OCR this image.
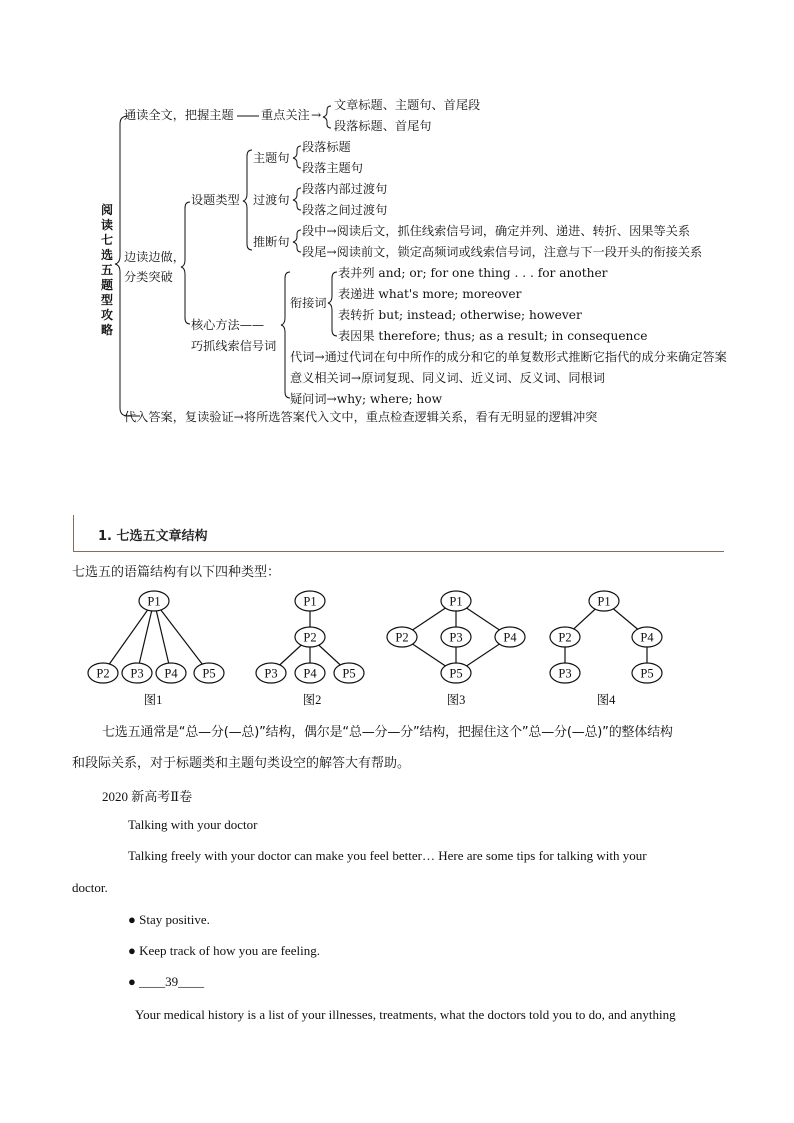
阅读七选五题型攻略
通读全文，把握主题 重点关注 →
文章标题、主题句、首尾段
段落标题、首尾句
边读边做，
分类突破
设题类型
主题句
段落标题
段落主题句
过渡句
段落内部过渡句
段落之间过渡句
推断句
段中→阅读后文，抓住线索信号词，确定并列、递进、转折、因果等关系
段尾→阅读前文，锁定高频词或线索信号词，注意与下一段开头的衔接关系
核心方法——
巧抓线索信号词
衔接词
表并列 and; or; for one thing . . . for another
表递进 what's more; moreover
表转折 but; instead; otherwise; however
表因果 therefore; thus; as a result; in consequence
代词→通过代词在句中所作的成分和它的单复数形式推断它指代的成分来确定答案
意义相关词→原词复现、同义词、近义词、反义词、同根词
疑问词→why; where; how
代入答案，复读验证→将所选答案代入文中，重点检查逻辑关系，看有无明显的逻辑冲突
1. 七选五文章结构
七选五的语篇结构有以下四种类型：
P1
P2 P3 P4 P5
P1
P2
P3 P4 P5
P1
P2	P3	P4
P5
P1
P2	P4
P3	P5
图1	图2	图3	图4
七选五通常是“总—分(—总)”结构，偶尔是“总—分—分”结构，把握住这个”总—分(—总)”的整体结构
和段际关系，对于标题类和主题句类设空的解答大有帮助。
2020 新高考Ⅱ卷
Talking with your doctor
Talking freely with your doctor can make you feel better… Here are some tips for talking with your
doctor.
● Stay positive.
● Keep track of how you are feeling.
● ____39____
Your medical history is a list of your illnesses, treatments, what the doctors told you to do, and anything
====
Given problem
Leave out the pictures and output every record above precisely as given.

Solution for this problem
OCR this image.
阅读七选五题型攻略
通读全文，把握主题 重点关注 →
文章标题、主题句、首尾段
段落标题、首尾句
边读边做，
分类突破
设题类型
主题句
段落标题
段落主题句
过渡句
段落内部过渡句
段落之间过渡句
推断句
段中→阅读后文，抓住线索信号词，确定并列、递进、转折、因果等关系
段尾→阅读前文，锁定高频词或线索信号词，注意与下一段开头的衔接关系
核心方法——
巧抓线索信号词
衔接词
表并列 and; or; for one thing . . . for another
表递进 what's more; moreover
表转折 but; instead; otherwise; however
表因果 therefore; thus; as a result; in consequence
代词→通过代词在句中所作的成分和它的单复数形式推断它指代的成分来确定答案
意义相关词→原词复现、同义词、近义词、反义词、同根词
疑问词→why; where; how
代入答案，复读验证→将所选答案代入文中，重点检查逻辑关系，看有无明显的逻辑冲突
1. 七选五文章结构
七选五的语篇结构有以下四种类型：
P1
P2 P3 P4 P5
P1
P2
P3 P4 P5
P1
P2	P3	P4
P5
P1
P2	P4
P3	P5
图1	图2	图3	图4
七选五通常是“总—分(—总)”结构，偶尔是“总—分—分”结构，把握住这个”总—分(—总)”的整体结构
和段际关系，对于标题类和主题句类设空的解答大有帮助。
2020 新高考Ⅱ卷
Talking with your doctor
Talking freely with your doctor can make you feel better… Here are some tips for talking with your
doctor.
● Stay positive.
● Keep track of how you are feeling.
● ____39____
Your medical history is a list of your illnesses, treatments, what the doctors told you to do, and anything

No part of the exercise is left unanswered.